_RAW DATA:_
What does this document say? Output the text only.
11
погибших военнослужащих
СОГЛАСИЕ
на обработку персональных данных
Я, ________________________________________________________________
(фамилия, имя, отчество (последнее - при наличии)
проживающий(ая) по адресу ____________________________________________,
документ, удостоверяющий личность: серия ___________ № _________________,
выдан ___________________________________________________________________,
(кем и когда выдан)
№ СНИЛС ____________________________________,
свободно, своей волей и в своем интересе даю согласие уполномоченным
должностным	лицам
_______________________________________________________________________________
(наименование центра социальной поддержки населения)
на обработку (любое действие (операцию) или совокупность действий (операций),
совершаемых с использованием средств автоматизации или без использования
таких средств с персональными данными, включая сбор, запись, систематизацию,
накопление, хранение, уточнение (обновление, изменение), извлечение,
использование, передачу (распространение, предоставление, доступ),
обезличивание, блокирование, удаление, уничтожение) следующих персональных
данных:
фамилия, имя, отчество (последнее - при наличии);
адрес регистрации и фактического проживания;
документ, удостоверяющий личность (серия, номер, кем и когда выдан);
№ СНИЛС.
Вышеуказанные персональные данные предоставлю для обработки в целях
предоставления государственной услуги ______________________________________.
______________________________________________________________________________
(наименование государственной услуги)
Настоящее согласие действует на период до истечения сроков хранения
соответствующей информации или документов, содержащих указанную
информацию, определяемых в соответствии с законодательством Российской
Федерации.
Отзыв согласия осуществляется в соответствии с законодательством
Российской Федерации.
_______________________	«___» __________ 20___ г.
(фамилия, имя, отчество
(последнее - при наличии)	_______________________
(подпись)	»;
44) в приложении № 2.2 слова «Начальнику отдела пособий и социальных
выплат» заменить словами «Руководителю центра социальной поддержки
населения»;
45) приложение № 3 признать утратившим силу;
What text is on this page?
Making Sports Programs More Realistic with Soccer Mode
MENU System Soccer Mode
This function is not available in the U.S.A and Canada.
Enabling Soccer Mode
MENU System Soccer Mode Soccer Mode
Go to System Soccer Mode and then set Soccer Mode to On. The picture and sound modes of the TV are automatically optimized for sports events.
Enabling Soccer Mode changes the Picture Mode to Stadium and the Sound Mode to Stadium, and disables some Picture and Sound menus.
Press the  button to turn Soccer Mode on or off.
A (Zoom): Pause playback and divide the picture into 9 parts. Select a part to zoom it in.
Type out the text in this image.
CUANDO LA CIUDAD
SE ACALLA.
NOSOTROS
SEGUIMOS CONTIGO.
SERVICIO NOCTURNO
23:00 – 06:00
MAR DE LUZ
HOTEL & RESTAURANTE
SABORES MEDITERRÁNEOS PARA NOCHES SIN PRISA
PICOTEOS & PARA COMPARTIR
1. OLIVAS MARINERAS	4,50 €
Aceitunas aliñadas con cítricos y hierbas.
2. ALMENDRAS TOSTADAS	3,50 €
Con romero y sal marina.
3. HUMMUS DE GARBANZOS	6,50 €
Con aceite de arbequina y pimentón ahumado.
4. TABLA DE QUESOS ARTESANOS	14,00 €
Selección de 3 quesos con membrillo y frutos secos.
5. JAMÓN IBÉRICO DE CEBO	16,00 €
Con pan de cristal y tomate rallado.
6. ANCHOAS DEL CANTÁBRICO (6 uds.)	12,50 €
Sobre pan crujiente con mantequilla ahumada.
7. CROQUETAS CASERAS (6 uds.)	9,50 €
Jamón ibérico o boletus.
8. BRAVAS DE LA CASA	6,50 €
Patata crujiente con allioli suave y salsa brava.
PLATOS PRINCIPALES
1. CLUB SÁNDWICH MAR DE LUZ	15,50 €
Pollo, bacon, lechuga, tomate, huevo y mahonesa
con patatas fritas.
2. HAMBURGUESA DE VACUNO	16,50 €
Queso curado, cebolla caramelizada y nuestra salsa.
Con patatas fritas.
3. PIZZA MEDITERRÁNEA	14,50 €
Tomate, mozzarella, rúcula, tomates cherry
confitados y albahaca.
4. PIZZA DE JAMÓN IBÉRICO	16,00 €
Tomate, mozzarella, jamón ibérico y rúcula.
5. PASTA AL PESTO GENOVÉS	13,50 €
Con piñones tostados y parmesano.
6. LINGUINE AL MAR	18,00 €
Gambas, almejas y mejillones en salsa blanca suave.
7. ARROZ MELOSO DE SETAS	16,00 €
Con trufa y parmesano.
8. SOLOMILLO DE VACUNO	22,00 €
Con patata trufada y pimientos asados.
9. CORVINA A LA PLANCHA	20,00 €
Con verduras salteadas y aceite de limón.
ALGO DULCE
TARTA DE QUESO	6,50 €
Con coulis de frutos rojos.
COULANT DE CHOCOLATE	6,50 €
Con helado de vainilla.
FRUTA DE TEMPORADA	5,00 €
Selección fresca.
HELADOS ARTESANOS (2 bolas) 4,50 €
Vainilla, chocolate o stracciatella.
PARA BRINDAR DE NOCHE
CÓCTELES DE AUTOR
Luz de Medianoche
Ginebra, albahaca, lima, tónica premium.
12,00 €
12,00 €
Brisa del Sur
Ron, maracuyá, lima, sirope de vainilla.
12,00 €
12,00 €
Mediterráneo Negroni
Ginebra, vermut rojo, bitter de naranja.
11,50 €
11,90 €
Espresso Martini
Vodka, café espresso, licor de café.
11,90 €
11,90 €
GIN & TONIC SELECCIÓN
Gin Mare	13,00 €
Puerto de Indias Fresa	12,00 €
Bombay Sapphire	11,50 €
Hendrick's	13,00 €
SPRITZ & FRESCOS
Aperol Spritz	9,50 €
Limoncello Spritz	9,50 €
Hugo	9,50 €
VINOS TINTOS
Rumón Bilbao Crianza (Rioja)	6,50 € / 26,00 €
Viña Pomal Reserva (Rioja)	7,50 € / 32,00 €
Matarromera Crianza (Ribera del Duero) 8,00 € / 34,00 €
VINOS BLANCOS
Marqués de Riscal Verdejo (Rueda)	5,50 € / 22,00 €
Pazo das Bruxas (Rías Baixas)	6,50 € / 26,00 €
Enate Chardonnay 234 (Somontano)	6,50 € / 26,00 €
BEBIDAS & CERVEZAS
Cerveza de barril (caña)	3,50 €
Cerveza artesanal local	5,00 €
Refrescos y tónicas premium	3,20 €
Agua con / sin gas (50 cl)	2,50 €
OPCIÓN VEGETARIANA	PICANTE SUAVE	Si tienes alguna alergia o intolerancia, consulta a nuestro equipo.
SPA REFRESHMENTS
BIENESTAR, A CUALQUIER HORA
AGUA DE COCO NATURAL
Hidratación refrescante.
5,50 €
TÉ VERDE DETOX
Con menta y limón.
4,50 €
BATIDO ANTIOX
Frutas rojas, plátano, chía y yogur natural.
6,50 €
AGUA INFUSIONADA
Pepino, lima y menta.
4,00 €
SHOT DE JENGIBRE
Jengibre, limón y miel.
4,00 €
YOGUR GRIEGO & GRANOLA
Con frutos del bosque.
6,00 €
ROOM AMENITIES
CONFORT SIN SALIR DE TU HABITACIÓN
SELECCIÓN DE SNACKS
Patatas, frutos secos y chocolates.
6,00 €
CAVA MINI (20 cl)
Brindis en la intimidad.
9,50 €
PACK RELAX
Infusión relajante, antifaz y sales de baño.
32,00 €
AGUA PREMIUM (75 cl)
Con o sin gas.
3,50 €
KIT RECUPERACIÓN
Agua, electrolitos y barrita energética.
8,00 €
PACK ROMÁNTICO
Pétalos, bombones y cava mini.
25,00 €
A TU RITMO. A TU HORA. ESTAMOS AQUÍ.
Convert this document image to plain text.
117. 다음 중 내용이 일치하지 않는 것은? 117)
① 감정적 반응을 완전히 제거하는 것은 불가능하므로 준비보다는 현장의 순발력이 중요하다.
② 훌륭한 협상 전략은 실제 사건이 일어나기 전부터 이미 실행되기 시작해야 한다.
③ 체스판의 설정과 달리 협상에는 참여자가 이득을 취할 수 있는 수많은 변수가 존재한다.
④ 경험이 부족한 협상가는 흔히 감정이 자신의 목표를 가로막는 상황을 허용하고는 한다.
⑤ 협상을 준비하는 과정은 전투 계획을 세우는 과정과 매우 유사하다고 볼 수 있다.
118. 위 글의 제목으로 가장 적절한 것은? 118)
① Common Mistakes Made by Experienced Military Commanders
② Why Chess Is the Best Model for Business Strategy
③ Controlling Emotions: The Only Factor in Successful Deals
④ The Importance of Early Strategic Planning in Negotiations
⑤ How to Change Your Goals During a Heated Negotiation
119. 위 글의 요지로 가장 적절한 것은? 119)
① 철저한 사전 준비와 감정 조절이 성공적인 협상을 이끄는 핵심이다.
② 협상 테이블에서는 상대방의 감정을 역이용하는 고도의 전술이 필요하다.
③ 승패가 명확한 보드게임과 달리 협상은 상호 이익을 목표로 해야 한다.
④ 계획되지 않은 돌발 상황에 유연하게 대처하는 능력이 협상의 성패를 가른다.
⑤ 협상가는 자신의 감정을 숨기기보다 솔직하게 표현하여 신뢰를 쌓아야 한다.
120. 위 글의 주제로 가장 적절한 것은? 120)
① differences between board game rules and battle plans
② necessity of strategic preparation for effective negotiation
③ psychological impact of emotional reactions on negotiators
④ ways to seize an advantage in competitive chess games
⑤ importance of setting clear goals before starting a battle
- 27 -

_YOUR GOAL:_ Exactly as written, give the line containing "Convert this document image to plain text." and all remaining lines of the records.

_RESPONSE TO THIS TASK:_
Convert this document image to plain text.
117. 다음 중 내용이 일치하지 않는 것은? 117)
① 감정적 반응을 완전히 제거하는 것은 불가능하므로 준비보다는 현장의 순발력이 중요하다.
② 훌륭한 협상 전략은 실제 사건이 일어나기 전부터 이미 실행되기 시작해야 한다.
③ 체스판의 설정과 달리 협상에는 참여자가 이득을 취할 수 있는 수많은 변수가 존재한다.
④ 경험이 부족한 협상가는 흔히 감정이 자신의 목표를 가로막는 상황을 허용하고는 한다.
⑤ 협상을 준비하는 과정은 전투 계획을 세우는 과정과 매우 유사하다고 볼 수 있다.
118. 위 글의 제목으로 가장 적절한 것은? 118)
① Common Mistakes Made by Experienced Military Commanders
② Why Chess Is the Best Model for Business Strategy
③ Controlling Emotions: The Only Factor in Successful Deals
④ The Importance of Early Strategic Planning in Negotiations
⑤ How to Change Your Goals During a Heated Negotiation
119. 위 글의 요지로 가장 적절한 것은? 119)
① 철저한 사전 준비와 감정 조절이 성공적인 협상을 이끄는 핵심이다.
② 협상 테이블에서는 상대방의 감정을 역이용하는 고도의 전술이 필요하다.
③ 승패가 명확한 보드게임과 달리 협상은 상호 이익을 목표로 해야 한다.
④ 계획되지 않은 돌발 상황에 유연하게 대처하는 능력이 협상의 성패를 가른다.
⑤ 협상가는 자신의 감정을 숨기기보다 솔직하게 표현하여 신뢰를 쌓아야 한다.
120. 위 글의 주제로 가장 적절한 것은? 120)
① differences between board game rules and battle plans
② necessity of strategic preparation for effective negotiation
③ psychological impact of emotional reactions on negotiators
④ ways to seize an advantage in competitive chess games
⑤ importance of setting clear goals before starting a battle
- 27 -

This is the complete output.